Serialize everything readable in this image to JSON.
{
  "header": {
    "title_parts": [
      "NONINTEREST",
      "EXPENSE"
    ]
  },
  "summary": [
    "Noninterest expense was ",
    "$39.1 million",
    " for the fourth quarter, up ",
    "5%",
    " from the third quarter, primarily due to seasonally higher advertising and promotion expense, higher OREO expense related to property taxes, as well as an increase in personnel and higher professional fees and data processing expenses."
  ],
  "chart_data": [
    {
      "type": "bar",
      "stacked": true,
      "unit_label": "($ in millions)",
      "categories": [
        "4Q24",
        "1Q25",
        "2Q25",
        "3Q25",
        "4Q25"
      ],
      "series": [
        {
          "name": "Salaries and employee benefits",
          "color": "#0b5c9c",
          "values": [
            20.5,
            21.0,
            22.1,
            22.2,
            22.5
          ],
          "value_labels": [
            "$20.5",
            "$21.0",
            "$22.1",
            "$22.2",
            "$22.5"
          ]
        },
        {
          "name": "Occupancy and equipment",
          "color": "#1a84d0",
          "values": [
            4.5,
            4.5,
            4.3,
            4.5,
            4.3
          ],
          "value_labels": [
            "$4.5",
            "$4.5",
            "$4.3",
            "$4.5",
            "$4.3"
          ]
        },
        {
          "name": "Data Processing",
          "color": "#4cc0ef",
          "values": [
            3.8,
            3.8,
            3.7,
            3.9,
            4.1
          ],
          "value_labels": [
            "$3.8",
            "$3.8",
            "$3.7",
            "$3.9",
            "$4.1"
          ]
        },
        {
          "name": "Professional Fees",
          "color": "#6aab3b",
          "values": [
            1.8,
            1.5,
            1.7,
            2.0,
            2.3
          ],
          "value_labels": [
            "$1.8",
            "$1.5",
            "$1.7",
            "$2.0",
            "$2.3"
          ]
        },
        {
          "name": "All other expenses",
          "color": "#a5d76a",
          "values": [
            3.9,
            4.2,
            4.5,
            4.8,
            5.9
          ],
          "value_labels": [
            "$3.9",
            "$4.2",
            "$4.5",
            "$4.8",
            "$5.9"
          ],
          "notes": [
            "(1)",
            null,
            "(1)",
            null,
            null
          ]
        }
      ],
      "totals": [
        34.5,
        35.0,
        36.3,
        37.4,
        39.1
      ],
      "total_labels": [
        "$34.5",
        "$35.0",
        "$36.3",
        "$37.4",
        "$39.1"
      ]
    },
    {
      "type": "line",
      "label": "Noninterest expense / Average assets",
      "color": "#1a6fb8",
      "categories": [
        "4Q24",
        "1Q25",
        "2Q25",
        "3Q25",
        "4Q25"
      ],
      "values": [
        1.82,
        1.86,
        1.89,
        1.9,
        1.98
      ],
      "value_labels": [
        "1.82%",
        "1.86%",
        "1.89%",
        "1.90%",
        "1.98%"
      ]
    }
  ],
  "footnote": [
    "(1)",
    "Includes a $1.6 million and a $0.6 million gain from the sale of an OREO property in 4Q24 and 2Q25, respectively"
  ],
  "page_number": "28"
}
•••••
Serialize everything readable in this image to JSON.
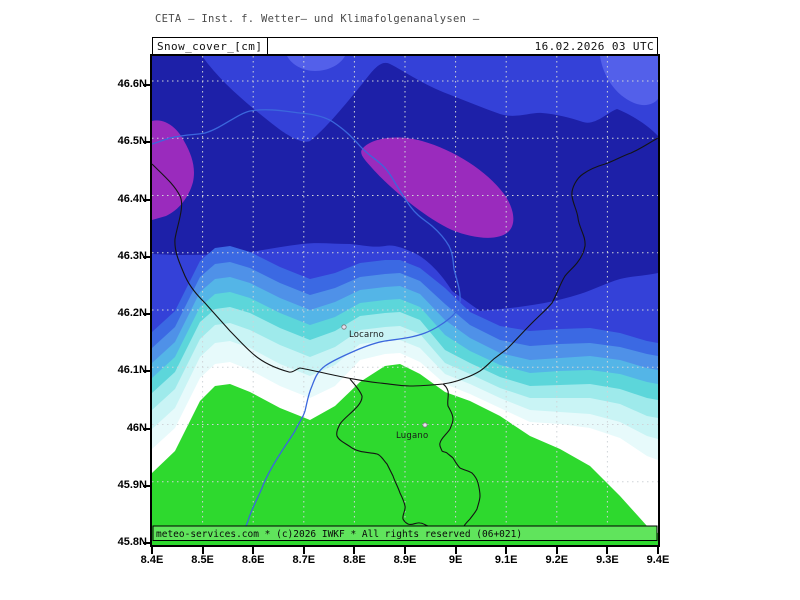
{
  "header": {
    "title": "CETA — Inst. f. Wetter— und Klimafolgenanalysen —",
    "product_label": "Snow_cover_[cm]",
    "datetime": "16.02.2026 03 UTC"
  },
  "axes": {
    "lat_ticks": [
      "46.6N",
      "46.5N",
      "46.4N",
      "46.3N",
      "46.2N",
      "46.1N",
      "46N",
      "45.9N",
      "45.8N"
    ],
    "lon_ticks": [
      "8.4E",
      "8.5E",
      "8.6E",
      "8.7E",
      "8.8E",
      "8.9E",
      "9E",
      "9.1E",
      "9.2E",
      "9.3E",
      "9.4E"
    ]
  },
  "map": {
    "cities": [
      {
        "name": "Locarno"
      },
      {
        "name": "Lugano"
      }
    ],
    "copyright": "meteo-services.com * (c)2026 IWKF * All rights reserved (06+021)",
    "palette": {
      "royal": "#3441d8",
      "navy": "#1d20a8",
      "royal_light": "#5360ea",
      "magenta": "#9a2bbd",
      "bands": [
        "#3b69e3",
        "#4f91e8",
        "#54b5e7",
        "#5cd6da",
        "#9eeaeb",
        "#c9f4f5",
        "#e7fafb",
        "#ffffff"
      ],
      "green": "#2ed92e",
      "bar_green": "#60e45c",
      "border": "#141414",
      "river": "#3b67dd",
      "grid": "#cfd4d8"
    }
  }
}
•••••
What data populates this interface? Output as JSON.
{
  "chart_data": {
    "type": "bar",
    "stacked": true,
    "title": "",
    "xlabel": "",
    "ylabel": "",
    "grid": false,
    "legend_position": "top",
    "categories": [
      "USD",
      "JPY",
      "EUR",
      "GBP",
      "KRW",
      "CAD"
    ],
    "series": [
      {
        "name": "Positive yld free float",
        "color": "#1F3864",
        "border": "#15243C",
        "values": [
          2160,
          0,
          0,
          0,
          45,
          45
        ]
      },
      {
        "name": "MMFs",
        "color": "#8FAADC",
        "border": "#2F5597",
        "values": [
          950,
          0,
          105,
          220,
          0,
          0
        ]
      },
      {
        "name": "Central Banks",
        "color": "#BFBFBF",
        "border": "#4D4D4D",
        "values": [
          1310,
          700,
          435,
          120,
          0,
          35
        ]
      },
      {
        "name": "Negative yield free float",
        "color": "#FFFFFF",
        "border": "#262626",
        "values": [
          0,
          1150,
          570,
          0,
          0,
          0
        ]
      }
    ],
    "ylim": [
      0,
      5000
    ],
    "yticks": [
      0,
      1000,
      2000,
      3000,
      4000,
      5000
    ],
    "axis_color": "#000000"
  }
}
•••••
Using the entries above, tally how many lines have the word "free" in them; write the number and nothing more.

2